--- Begin Text extract ---

Stocks slide as traders react to mixed data and EU response to Brexit

March came in like a Lion for stocks and appears to be going out like a lamb with most major markets around the world in decline Friday. US index futures are down 0.2%, the Dax is down 0.1%, the FTSE is down 0.5% while the Nikkei and Hang Seng fell 0.8%. Copper is down 0.5% while crude oil is down 0.7%. In currency markets, the US Dollar is up slightly against pretty much everything except gold.

There has been a flood of economic data overnight and results have been mixed. China manufacturing and service PMI was better than expected. ‎Japanese household spending fell dramatically while industrial production was better than expected. In Europe, declines in German and Spanish retail sales were offset by a stronger than expected German employment report.

--- End Text extract ---

Problems to work on:
1: Answer these questions using the market report:
(a) By what percentage did the FTSE decline?
(b) Which Chinese figures came in better than expected?
(c) What offset the declines in German and Spanish retail sales?
2: According to the market report, why are the overnight economic results described as mixed? Explain in one to three sentences.
3: Quote the market report from "There has been" to "German employment report.".

--- Begin Dataset extract ---

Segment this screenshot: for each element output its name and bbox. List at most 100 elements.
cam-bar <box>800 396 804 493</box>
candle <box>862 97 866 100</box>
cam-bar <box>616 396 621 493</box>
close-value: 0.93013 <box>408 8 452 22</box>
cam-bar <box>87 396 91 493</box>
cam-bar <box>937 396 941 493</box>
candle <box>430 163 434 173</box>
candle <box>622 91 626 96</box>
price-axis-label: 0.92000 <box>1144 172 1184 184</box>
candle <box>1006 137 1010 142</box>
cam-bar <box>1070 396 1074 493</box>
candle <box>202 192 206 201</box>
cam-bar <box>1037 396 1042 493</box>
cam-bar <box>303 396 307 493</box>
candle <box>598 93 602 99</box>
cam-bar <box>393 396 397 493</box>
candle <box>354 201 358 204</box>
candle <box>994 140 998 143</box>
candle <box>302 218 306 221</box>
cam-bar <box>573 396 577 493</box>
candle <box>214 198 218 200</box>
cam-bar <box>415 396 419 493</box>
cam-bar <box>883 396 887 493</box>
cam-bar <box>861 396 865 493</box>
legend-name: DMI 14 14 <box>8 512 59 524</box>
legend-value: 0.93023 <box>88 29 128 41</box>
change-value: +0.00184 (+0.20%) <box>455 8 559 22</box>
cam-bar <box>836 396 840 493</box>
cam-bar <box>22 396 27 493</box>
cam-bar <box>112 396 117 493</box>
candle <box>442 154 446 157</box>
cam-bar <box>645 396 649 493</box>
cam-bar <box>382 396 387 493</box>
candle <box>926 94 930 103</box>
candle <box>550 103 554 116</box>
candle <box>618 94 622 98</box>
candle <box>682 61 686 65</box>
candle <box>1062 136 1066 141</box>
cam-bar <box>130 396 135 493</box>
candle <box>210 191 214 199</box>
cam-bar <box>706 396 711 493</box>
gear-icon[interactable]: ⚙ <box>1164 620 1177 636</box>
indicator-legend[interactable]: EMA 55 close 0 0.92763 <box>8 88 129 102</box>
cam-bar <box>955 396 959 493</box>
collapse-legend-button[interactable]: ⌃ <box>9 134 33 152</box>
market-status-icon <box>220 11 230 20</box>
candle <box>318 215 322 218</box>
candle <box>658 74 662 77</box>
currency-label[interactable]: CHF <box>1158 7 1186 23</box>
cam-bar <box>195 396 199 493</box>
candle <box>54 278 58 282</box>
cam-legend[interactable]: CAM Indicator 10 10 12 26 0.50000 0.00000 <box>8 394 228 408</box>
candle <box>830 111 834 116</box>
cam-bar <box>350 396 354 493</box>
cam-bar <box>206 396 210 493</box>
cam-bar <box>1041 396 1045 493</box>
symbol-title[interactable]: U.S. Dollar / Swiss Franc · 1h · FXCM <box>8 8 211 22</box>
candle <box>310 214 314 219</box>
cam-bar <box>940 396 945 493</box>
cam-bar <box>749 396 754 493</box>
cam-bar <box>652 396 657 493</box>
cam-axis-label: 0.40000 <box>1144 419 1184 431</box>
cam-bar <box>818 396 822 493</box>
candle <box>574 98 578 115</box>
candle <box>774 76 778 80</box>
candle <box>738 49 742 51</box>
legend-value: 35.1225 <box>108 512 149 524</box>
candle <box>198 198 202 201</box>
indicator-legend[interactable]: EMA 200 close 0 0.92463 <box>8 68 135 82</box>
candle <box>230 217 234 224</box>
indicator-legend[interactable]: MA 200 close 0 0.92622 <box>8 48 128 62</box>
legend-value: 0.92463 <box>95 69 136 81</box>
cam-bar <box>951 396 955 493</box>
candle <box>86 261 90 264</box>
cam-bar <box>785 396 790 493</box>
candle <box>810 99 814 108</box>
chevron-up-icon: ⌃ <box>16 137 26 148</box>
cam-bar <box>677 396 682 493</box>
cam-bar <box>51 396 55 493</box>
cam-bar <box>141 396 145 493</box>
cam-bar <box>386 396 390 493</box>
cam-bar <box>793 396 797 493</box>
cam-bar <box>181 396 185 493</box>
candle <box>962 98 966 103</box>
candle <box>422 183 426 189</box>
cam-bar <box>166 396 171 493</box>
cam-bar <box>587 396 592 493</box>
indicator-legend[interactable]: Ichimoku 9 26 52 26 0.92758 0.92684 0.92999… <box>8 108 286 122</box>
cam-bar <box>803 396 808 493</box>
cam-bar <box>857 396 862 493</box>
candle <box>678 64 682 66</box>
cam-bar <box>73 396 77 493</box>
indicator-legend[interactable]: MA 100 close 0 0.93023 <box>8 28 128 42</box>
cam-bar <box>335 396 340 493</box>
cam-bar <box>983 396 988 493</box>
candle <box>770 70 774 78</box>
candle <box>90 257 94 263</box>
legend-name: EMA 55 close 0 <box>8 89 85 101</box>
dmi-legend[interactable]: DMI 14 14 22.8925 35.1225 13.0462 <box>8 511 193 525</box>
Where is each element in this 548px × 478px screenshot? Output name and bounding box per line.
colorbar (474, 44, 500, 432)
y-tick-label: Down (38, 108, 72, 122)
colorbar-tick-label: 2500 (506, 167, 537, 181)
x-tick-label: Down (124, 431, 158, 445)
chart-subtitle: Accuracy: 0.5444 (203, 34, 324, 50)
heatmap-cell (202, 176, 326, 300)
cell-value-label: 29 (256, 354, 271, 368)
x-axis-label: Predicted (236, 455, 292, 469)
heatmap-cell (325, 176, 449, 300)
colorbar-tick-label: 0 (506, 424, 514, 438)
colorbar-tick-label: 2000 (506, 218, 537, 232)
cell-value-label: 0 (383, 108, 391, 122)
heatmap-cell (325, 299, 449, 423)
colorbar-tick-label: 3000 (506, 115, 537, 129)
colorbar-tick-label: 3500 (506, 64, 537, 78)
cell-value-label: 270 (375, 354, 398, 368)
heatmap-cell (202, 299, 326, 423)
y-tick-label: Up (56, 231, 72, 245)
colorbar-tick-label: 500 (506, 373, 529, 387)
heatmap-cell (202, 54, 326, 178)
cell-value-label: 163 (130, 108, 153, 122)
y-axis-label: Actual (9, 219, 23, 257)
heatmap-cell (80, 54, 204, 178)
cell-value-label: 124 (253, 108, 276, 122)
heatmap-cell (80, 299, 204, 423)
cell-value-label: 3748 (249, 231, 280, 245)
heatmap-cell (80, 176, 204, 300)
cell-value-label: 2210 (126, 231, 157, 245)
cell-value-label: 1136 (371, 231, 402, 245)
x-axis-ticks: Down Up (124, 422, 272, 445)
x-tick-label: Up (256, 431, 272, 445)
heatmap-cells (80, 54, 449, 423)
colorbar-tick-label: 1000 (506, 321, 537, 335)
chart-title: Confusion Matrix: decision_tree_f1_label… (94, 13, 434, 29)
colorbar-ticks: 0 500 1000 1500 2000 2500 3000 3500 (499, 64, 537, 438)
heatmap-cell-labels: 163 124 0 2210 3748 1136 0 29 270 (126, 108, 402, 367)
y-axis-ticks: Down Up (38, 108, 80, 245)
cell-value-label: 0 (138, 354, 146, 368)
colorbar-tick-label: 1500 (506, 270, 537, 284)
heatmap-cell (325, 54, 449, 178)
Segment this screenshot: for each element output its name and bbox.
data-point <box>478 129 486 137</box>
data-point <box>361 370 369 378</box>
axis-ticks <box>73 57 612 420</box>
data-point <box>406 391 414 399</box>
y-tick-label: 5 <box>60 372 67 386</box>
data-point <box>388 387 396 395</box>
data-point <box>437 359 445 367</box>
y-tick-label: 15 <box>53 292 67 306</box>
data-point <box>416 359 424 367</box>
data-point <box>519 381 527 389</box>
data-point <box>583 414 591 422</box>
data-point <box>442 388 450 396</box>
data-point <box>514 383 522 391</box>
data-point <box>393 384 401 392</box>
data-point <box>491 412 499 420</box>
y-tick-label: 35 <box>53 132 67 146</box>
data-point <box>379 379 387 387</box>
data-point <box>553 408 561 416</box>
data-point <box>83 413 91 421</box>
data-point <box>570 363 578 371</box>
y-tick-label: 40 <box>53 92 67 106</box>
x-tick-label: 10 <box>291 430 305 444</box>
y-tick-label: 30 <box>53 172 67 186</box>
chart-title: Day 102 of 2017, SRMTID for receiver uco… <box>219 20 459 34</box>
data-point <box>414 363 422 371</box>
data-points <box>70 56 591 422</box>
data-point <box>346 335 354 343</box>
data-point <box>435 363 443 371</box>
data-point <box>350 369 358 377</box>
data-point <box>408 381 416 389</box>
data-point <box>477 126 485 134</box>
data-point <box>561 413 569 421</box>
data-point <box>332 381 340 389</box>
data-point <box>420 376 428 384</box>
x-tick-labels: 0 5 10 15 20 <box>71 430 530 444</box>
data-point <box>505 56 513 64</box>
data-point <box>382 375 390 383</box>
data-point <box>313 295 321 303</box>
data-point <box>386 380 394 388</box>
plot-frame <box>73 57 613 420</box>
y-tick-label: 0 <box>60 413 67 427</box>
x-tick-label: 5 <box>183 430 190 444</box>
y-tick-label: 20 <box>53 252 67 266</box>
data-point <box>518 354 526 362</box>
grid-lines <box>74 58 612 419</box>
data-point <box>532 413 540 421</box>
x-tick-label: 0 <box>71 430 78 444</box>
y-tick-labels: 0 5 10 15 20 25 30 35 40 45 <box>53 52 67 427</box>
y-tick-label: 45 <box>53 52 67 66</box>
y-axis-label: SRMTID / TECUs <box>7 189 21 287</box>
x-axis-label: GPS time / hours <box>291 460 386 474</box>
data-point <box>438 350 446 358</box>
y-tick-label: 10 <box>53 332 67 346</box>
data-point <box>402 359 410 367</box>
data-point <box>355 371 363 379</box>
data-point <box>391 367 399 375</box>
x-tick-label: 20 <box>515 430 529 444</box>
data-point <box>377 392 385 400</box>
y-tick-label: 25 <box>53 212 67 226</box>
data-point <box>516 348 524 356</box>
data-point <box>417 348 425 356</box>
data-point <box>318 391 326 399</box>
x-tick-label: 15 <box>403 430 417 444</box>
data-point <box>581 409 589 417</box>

--- End Dataset extract ---

Solutions to the problems:
1:
(a) 0.5%
(b) China's manufacturing and service PMI
(c) A stronger than expected German employment report

2: Some releases were better than expected, such as China's manufacturing and service PMI and Japanese industrial production. Others were weaker: Japanese household spending fell dramatically, and German and Spanish retail sales declined. Those retail declines were offset by a stronger than expected German employment report.

3:
There has been a flood of economic data overnight and results have been mixed. China manufacturing and service PMI was better than expected. ‎Japanese household spending fell dramatically while industrial production was better than expected. In Europe, declines in German and Spanish retail sales were offset by a stronger than expected German employment report.